--- Start of Data lines ---
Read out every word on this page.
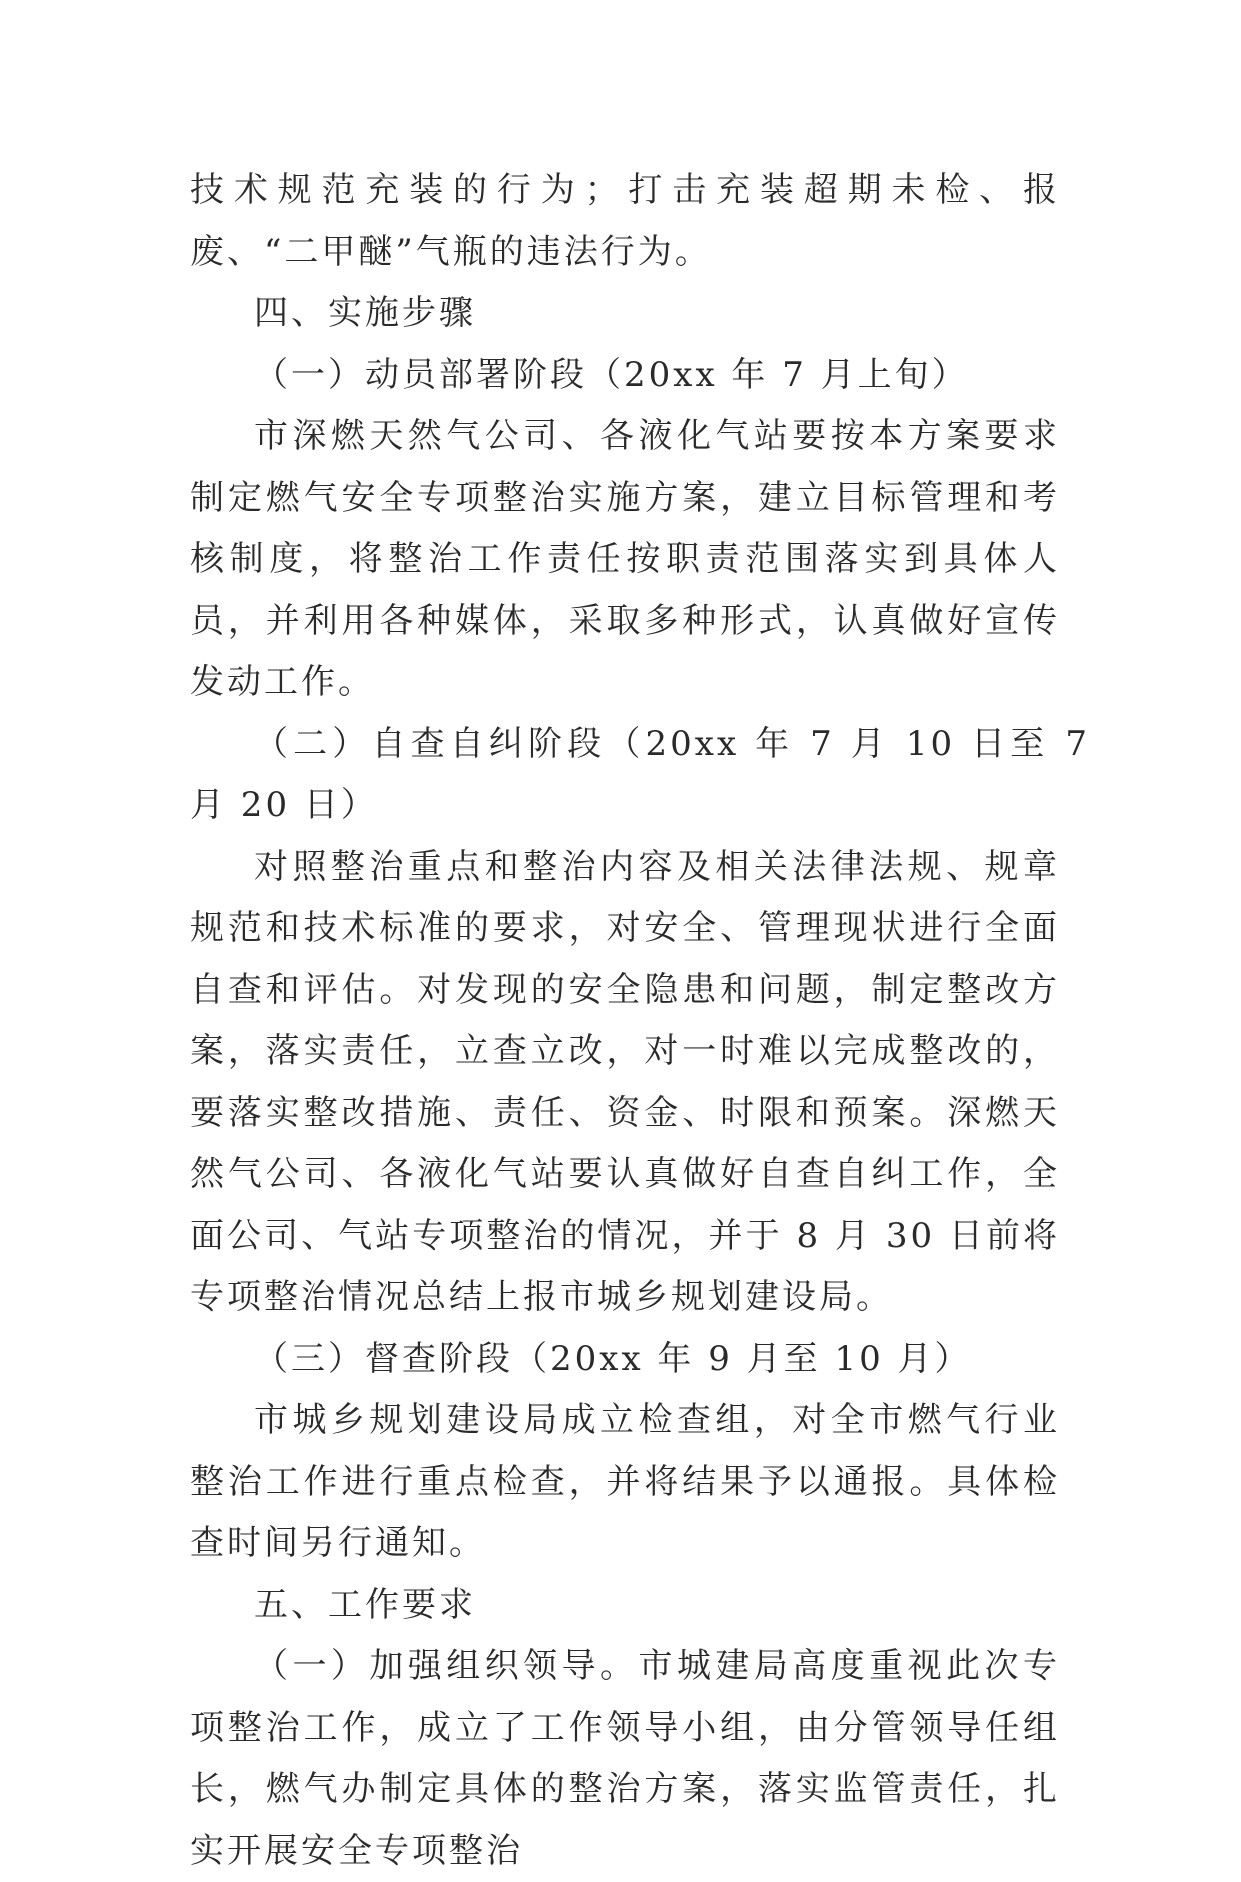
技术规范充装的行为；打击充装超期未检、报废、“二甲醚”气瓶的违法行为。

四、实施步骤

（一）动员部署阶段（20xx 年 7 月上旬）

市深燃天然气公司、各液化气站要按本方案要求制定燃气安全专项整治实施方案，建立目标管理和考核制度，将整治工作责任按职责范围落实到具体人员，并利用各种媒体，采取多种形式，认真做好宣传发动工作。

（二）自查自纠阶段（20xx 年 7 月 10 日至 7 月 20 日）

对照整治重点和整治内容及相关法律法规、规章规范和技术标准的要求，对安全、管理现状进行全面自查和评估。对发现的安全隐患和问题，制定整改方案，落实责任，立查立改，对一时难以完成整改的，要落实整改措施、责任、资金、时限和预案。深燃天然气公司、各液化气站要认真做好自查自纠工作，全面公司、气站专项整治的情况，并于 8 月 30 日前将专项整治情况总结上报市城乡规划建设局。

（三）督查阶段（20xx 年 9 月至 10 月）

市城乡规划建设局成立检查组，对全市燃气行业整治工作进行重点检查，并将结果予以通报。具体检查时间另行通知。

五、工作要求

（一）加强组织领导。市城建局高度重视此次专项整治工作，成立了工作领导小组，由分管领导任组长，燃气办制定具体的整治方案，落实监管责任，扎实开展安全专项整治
--- End of Data lines ---
--- Start of Data lines ---
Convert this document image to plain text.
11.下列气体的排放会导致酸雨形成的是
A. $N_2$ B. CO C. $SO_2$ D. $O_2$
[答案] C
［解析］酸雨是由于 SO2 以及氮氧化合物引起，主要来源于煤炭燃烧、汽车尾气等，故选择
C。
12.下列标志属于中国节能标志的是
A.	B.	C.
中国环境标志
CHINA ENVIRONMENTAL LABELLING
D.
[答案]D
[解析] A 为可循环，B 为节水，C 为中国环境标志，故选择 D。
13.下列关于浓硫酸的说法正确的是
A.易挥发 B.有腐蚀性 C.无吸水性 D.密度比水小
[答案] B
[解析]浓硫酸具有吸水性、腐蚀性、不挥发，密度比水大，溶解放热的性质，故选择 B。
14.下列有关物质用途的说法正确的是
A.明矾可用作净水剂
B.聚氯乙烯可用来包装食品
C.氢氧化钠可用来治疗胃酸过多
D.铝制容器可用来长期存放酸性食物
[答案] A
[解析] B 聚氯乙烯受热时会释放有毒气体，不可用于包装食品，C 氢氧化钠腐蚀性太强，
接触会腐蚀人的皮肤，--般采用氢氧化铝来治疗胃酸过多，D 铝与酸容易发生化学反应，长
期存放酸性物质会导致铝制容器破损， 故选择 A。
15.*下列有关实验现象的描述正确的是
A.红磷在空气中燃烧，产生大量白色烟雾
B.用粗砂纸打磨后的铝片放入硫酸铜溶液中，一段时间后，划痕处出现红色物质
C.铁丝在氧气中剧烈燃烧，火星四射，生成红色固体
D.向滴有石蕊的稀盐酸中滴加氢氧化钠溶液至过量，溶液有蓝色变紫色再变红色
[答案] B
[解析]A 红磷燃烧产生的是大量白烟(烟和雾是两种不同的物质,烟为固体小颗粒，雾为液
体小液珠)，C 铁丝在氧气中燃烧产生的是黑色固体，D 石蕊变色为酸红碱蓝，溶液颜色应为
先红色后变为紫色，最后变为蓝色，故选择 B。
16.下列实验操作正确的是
--- End of Data lines ---
# To be done
Review the material and copy each line in which the word "this" appears.

# Exercise response
Read out every word on this page.
Convert this document image to plain text.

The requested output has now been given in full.